## Task brief
Gather up every line from the entries below that uses the word "JSON".

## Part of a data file
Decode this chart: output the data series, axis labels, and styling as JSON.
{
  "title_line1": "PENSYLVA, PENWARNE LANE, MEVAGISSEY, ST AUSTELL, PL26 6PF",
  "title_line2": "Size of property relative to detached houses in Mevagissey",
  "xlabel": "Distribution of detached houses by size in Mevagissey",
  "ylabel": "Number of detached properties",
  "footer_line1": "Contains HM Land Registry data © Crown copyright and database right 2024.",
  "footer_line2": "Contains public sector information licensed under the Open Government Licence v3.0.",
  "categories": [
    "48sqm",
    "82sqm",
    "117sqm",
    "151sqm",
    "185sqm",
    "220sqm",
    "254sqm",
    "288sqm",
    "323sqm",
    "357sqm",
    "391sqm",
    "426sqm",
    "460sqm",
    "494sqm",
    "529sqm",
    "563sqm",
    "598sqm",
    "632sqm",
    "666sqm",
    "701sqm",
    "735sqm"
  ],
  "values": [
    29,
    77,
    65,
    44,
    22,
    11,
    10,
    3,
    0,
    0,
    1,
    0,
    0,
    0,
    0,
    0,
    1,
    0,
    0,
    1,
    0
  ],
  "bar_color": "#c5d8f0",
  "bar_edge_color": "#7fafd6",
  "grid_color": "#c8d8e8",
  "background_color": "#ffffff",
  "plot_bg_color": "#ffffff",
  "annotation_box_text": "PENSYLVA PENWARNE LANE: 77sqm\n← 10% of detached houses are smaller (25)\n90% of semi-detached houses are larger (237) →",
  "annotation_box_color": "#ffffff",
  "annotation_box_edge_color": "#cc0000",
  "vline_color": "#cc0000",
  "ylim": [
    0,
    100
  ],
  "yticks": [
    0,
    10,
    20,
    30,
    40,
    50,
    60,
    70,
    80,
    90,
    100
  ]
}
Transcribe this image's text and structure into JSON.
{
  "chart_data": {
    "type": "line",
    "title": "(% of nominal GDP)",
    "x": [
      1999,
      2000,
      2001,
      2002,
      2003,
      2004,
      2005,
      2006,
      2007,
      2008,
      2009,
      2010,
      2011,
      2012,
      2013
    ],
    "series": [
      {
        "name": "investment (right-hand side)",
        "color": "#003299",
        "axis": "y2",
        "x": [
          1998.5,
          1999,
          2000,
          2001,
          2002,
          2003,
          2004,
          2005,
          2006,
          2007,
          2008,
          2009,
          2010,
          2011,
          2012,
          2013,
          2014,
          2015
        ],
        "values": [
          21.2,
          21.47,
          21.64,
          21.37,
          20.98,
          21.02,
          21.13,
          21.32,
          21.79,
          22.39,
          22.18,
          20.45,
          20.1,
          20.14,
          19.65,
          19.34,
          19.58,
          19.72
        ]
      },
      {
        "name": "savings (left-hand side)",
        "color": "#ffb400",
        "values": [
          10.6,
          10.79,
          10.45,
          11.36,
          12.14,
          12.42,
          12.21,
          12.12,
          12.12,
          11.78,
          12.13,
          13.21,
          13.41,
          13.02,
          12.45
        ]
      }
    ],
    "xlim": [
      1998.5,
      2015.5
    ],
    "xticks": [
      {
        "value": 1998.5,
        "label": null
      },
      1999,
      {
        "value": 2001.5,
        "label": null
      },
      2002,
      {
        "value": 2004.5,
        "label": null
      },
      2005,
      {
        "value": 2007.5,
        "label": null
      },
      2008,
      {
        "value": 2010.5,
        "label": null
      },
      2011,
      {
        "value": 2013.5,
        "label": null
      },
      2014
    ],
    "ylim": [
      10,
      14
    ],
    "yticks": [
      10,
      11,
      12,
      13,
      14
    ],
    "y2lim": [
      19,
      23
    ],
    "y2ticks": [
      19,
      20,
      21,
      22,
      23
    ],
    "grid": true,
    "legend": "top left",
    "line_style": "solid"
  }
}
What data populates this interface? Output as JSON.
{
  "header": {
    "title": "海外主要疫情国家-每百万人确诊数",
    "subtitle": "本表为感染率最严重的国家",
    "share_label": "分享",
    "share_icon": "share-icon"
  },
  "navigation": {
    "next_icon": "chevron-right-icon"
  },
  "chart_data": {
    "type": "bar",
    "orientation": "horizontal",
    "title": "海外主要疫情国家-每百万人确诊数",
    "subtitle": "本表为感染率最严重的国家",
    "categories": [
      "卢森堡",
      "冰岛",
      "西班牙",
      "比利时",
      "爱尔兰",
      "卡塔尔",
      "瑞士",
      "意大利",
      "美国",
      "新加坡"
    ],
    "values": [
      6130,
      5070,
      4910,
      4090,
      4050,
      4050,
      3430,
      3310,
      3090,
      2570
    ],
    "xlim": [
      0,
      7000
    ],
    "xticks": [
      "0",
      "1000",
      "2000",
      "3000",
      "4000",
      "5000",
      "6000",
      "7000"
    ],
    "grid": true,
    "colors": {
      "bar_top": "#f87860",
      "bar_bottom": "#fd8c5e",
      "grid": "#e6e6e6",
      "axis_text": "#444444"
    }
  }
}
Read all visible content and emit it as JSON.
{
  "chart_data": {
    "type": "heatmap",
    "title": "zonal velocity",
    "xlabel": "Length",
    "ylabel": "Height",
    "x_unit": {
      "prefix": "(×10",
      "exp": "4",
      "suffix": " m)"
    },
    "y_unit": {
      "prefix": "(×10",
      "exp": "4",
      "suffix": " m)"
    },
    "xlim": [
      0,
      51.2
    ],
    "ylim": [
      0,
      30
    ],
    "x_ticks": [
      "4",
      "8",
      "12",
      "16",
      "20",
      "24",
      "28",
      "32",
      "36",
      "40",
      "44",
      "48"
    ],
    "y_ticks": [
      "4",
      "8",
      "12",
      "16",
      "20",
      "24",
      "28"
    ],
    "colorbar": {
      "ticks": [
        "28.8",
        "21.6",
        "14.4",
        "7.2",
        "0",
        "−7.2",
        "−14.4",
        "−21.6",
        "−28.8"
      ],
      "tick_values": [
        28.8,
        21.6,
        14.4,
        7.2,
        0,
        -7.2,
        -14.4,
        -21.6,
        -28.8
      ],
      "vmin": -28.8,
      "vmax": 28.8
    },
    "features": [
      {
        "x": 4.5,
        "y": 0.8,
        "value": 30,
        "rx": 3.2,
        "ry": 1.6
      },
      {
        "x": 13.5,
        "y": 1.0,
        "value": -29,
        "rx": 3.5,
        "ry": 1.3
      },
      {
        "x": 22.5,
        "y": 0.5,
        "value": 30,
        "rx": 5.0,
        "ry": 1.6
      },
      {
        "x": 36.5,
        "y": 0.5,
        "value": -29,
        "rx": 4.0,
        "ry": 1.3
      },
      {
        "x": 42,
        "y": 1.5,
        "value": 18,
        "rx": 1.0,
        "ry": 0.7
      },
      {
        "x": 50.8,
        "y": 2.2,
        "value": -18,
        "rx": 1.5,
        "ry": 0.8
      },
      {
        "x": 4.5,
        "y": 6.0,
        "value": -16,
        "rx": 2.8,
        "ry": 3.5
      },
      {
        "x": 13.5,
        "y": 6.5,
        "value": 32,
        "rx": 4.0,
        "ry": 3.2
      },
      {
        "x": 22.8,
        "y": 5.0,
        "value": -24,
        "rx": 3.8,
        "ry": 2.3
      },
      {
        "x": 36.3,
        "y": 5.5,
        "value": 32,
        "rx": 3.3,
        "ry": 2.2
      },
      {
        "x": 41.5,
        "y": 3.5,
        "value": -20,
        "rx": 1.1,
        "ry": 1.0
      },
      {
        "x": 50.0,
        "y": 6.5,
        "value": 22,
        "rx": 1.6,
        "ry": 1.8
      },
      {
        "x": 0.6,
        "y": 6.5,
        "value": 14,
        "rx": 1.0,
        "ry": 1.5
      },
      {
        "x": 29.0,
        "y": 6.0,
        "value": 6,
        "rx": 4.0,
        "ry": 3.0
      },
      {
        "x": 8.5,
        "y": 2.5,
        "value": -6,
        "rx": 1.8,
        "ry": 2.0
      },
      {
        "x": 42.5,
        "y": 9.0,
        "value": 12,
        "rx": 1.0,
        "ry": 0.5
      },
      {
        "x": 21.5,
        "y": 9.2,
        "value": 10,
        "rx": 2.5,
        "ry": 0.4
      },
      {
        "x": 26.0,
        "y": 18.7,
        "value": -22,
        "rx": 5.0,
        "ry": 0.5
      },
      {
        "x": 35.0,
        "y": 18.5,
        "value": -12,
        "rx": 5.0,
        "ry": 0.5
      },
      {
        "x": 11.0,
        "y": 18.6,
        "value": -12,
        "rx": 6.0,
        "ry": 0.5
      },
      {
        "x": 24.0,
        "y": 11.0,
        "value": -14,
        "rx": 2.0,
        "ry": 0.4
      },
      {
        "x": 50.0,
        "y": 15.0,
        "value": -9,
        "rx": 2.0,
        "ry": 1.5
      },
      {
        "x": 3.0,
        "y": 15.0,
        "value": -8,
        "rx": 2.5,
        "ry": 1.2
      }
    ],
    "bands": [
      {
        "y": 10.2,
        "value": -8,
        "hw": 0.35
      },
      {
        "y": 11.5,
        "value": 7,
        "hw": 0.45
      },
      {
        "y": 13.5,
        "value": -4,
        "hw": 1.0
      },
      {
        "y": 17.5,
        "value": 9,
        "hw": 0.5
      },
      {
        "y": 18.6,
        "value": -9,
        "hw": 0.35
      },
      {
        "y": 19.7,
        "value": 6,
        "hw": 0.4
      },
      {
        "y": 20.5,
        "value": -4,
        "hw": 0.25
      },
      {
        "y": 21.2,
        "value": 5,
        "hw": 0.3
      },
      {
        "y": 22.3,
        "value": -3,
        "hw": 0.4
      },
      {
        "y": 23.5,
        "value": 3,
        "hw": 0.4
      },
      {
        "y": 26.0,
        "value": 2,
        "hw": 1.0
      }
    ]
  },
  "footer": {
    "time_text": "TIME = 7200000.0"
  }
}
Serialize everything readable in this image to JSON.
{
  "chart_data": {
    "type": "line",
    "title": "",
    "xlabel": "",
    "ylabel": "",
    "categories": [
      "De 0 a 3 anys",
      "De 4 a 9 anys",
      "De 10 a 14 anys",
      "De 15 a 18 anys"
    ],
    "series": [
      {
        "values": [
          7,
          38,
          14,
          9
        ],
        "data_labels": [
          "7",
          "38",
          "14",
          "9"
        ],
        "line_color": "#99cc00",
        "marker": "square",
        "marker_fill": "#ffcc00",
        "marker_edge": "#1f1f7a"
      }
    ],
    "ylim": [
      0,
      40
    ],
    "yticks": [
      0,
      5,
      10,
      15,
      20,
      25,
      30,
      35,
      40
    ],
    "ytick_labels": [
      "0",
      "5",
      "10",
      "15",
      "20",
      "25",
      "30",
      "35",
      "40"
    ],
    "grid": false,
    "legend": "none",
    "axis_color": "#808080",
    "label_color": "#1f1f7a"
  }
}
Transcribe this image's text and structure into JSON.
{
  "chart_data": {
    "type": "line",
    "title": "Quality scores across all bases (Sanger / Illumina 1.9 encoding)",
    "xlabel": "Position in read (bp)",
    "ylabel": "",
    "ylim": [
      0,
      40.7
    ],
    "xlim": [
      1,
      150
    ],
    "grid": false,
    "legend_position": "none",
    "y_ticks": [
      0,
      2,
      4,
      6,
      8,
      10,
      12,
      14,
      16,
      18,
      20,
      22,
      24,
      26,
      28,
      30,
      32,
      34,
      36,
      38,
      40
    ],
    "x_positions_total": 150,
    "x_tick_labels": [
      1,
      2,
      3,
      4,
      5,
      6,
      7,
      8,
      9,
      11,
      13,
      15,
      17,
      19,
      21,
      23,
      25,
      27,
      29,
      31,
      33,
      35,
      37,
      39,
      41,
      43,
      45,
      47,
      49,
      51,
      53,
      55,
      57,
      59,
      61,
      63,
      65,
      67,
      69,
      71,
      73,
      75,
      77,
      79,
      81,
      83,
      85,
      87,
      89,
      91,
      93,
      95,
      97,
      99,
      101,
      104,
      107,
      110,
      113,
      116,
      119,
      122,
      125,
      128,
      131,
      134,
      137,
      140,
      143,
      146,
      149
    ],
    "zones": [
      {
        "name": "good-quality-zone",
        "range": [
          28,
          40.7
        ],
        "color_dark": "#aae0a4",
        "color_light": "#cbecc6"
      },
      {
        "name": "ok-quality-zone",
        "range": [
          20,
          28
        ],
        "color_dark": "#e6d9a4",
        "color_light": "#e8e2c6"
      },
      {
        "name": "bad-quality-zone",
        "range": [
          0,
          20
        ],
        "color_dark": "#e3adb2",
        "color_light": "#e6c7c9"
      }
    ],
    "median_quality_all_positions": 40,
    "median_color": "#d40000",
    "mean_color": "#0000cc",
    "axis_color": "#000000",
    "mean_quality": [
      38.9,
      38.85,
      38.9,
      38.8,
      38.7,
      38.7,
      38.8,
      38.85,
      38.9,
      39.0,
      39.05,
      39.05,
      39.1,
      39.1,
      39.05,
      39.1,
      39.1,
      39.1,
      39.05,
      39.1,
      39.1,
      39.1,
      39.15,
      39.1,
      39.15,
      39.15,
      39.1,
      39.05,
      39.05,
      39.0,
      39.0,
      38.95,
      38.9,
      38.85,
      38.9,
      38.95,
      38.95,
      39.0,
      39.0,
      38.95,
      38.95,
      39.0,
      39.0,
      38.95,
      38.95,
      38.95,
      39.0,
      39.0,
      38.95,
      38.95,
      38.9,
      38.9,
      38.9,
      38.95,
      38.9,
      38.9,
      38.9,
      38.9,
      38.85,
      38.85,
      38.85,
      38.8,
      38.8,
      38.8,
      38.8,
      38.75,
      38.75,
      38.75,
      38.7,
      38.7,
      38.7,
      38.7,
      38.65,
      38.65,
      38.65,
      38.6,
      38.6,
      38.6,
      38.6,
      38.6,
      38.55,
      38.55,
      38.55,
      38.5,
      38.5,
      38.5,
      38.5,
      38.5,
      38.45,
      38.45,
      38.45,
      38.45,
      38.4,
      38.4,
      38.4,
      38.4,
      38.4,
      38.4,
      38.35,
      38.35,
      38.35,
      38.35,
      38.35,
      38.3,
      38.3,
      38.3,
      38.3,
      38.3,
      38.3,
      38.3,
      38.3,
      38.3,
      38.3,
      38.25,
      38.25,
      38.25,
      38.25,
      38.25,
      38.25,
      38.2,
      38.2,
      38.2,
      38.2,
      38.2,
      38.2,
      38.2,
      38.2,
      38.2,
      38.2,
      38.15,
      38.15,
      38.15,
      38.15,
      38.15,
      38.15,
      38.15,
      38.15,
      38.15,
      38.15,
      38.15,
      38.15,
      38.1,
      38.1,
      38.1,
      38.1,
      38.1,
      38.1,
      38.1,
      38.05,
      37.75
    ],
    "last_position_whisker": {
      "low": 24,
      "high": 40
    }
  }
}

## Solution for this task
Decode this chart: output the data series, axis labels, and styling as JSON.
Transcribe this image's text and structure into JSON.
What data populates this interface? Output as JSON.
Read all visible content and emit it as JSON.
Serialize everything readable in this image to JSON.
Transcribe this image's text and structure into JSON.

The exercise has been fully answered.